_DATA IN THIS EXERCISE_
------------------------------------------------------------------------

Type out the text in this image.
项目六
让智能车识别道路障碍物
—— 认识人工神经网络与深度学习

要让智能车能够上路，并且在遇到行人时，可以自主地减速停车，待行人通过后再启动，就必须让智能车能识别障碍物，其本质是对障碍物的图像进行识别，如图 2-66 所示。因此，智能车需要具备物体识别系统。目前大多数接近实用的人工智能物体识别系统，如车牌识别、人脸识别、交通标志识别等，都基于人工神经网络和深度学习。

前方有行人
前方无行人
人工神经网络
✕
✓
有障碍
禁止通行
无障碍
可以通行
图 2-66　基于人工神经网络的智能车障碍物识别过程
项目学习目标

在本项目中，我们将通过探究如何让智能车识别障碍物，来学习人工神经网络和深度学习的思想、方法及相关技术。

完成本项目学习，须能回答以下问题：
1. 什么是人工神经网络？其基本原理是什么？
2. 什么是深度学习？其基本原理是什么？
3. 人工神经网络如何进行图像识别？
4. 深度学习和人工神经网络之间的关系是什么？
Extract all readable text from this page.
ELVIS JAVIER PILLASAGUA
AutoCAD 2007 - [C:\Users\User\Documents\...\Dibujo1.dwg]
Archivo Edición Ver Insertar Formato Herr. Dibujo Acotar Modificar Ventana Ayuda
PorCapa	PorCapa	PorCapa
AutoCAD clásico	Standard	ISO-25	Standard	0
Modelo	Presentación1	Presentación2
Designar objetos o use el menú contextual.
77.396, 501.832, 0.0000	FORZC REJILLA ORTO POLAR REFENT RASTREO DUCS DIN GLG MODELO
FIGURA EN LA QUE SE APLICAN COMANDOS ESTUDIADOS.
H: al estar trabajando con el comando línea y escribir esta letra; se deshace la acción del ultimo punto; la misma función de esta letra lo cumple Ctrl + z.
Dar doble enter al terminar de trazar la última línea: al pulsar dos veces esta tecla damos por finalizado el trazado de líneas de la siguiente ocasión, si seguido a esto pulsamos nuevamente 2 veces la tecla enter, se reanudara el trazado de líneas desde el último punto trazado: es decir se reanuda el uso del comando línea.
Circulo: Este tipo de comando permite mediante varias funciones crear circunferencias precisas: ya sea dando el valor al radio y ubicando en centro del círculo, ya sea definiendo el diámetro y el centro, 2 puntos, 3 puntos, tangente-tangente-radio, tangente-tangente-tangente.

------------------------------------------------------------------------

_GIVEN TASK_
Search the data for the string "其基本原理是什么" and copy each line where it appears.

_THE REPLY_
1. 什么是人工神经网络？其基本原理是什么？
2. 什么是深度学习？其基本原理是什么？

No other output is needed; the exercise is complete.